» **Dataset records**:

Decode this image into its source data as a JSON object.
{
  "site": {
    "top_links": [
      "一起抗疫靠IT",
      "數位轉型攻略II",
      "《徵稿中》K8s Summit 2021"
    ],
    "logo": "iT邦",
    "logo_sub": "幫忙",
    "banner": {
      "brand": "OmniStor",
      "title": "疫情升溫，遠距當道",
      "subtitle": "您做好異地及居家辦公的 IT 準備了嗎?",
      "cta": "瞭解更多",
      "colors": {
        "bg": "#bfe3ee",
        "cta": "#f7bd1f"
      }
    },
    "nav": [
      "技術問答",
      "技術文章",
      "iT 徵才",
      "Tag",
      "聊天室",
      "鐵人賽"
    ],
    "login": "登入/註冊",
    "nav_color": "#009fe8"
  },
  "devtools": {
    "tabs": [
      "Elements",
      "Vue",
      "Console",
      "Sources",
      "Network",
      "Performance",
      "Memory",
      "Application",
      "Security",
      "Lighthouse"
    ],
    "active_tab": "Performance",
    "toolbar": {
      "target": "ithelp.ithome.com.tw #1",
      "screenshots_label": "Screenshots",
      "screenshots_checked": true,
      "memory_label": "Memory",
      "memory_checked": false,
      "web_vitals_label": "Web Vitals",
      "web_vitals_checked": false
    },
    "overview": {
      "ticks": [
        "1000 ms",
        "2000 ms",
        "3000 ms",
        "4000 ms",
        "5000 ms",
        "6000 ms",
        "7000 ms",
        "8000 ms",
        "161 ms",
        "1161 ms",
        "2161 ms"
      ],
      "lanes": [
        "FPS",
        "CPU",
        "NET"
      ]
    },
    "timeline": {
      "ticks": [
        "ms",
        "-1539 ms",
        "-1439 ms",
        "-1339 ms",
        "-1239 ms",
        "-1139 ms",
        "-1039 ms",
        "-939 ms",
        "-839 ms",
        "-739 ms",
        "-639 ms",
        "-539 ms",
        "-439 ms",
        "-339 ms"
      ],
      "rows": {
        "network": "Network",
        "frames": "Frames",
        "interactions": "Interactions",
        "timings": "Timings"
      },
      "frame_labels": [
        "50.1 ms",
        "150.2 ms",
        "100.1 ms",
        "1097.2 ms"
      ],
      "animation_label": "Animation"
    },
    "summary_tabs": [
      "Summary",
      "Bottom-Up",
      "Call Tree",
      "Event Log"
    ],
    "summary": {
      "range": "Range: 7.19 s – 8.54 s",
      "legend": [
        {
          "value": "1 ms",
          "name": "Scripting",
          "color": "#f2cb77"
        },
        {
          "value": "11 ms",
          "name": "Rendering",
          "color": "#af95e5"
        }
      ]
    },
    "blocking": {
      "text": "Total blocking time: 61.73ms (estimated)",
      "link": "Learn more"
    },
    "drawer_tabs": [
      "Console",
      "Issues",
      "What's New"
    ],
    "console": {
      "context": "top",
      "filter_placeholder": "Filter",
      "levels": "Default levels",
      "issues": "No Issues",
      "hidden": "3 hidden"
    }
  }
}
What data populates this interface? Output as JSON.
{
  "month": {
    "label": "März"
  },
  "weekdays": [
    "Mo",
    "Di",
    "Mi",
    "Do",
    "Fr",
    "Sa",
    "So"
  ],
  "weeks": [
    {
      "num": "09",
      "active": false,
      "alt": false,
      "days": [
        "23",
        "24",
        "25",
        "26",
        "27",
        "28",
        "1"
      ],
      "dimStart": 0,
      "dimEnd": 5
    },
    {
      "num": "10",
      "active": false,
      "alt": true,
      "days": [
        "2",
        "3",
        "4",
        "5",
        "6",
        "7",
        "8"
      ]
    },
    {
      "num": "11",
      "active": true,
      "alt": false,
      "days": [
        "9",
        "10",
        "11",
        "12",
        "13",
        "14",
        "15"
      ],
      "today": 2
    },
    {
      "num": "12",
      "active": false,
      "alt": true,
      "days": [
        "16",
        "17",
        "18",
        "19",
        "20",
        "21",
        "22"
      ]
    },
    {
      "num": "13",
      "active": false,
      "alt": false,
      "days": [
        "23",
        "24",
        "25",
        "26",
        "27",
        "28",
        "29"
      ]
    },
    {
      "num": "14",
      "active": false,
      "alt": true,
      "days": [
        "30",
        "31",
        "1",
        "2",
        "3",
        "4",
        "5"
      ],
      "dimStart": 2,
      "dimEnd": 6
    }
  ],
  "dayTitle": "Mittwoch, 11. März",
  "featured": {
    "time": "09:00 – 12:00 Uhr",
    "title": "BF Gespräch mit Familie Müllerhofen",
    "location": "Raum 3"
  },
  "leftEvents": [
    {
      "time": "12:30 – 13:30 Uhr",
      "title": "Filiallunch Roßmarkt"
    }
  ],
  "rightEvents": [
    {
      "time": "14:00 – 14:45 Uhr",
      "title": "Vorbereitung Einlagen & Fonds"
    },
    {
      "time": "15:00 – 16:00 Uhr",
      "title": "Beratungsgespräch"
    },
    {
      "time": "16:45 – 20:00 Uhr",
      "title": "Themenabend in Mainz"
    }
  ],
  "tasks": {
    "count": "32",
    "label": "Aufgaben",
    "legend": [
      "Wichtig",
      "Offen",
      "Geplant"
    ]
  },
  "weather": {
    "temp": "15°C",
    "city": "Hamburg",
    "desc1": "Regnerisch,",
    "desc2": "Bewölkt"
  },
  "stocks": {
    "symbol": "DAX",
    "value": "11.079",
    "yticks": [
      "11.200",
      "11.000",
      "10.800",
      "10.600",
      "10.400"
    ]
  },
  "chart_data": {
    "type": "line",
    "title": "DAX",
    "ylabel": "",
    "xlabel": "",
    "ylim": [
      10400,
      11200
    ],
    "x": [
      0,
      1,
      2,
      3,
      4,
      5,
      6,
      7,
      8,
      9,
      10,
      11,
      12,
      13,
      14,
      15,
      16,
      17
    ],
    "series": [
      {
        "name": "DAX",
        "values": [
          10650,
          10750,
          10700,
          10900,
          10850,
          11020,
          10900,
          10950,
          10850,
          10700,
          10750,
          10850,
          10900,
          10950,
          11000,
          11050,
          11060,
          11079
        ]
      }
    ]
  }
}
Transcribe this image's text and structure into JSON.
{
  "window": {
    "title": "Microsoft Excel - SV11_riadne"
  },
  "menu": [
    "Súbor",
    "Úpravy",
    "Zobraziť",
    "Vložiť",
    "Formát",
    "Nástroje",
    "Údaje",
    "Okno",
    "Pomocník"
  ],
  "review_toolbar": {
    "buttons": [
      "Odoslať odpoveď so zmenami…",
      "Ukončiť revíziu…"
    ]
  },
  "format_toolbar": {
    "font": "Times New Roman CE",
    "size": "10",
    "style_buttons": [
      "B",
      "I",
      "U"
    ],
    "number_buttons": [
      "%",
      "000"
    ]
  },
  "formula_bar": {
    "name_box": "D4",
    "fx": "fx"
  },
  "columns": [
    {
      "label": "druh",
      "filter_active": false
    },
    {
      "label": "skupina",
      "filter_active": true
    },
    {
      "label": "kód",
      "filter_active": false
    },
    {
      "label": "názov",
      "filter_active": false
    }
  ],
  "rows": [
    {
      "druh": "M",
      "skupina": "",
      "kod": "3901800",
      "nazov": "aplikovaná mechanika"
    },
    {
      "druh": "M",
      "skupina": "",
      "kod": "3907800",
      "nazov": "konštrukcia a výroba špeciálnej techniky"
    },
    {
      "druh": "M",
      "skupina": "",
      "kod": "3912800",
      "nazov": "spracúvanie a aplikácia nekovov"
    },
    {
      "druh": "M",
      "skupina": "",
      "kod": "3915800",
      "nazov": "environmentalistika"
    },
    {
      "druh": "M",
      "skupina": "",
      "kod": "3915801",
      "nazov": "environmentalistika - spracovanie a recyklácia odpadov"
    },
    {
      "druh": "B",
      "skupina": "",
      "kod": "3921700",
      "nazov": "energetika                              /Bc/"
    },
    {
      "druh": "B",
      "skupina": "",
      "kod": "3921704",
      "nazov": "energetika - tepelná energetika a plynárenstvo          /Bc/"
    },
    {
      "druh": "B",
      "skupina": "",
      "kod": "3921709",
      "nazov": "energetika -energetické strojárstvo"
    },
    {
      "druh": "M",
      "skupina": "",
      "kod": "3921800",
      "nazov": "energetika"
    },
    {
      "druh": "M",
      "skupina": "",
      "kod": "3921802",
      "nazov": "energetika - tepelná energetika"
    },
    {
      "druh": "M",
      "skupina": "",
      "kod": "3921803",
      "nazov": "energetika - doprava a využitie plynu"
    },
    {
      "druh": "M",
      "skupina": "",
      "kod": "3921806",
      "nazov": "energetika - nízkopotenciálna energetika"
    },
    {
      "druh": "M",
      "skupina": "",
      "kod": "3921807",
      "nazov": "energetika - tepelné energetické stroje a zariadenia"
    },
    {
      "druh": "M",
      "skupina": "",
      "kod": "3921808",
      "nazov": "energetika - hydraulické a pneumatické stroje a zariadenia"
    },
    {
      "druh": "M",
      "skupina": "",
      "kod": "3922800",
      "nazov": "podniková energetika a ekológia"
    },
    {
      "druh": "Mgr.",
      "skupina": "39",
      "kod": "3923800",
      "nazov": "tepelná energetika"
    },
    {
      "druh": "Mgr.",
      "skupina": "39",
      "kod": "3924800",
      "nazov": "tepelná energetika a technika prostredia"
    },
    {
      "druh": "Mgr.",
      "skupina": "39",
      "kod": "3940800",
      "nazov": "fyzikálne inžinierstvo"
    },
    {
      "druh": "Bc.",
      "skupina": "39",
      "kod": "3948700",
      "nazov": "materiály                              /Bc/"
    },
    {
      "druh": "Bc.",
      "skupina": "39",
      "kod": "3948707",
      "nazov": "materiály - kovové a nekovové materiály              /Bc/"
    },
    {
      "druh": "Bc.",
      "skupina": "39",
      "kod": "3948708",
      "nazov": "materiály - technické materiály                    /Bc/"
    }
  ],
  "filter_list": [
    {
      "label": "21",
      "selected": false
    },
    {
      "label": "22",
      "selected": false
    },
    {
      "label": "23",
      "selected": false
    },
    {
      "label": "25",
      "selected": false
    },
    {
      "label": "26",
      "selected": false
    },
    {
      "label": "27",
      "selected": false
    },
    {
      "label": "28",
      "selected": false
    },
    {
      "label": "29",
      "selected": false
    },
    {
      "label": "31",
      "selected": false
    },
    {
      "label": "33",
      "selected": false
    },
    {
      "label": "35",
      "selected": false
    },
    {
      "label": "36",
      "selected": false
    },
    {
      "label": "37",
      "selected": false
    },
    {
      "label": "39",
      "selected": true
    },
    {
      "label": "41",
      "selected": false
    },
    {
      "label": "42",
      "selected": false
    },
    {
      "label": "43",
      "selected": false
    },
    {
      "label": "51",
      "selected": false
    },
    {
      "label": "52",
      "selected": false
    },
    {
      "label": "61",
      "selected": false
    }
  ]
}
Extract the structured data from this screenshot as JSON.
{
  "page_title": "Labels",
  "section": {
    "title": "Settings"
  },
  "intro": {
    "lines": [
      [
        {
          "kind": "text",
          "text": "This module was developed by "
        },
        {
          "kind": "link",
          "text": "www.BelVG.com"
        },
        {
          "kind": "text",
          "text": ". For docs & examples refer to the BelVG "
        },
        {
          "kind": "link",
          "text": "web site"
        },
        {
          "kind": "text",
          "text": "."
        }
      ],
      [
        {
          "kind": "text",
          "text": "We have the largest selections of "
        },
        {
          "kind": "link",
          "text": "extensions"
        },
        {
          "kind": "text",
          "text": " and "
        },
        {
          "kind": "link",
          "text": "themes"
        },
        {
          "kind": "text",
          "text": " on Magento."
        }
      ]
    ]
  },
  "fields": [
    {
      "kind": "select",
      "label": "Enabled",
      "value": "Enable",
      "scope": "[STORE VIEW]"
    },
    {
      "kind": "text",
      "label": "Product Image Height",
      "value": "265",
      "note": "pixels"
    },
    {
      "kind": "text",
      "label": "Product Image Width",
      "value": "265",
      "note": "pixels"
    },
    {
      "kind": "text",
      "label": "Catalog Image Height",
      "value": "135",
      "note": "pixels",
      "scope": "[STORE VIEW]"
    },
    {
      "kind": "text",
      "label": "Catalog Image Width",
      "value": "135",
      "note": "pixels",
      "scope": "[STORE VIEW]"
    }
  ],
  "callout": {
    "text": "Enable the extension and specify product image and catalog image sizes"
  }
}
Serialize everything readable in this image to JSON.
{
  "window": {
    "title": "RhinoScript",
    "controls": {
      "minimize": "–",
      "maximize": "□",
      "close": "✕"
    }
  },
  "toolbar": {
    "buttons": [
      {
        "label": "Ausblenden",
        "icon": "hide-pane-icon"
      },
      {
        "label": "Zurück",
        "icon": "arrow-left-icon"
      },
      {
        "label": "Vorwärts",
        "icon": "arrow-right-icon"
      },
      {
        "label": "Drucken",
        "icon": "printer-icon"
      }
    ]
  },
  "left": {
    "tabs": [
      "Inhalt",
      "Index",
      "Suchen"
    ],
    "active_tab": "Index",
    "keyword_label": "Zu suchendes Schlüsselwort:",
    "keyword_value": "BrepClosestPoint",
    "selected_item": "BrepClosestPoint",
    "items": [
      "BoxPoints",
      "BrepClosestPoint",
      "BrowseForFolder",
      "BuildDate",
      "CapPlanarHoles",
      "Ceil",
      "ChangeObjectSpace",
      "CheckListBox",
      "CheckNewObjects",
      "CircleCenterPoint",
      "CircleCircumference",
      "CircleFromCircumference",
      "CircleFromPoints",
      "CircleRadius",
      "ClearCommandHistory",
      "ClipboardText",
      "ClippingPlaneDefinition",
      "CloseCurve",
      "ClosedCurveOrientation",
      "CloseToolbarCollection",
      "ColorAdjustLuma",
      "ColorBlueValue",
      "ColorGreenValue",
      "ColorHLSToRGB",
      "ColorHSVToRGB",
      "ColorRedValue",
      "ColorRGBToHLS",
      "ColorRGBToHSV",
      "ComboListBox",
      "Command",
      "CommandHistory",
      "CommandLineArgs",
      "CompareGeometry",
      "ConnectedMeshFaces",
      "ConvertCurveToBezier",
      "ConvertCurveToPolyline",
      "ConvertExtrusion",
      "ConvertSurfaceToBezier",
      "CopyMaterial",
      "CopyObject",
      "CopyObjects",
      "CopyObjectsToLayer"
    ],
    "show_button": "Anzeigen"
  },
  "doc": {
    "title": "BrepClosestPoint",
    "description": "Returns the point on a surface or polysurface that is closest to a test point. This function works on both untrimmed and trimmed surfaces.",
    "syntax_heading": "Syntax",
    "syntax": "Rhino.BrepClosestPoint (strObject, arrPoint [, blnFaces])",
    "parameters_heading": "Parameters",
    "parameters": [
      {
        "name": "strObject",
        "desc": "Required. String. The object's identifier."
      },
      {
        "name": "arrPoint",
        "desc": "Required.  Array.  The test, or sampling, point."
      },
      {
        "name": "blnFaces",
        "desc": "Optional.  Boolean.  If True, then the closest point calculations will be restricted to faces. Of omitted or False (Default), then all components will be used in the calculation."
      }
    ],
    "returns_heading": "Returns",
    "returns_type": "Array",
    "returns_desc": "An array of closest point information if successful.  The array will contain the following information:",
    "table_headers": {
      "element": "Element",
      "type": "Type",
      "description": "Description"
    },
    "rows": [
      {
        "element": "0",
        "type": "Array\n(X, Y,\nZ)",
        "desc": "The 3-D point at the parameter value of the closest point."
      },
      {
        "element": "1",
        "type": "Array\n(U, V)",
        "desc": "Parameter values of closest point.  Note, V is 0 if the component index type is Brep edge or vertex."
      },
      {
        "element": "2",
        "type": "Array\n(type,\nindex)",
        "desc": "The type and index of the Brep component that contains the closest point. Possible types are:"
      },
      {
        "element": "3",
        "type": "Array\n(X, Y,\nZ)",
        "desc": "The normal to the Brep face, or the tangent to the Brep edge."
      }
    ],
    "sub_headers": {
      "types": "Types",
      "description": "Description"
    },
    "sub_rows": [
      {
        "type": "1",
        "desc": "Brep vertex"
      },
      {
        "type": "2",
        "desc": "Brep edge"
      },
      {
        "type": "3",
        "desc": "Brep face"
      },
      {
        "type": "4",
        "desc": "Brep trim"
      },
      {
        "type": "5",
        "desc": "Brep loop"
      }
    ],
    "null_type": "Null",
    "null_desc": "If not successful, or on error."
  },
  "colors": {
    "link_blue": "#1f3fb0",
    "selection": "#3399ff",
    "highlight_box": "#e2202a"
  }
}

» **Direction**:
Among the entries above, identify all lines with "Required" and copy them.

» **Written response**:
        "desc": "Required. String. The object's identifier."
        "desc": "Required.  Array.  The test, or sampling, point."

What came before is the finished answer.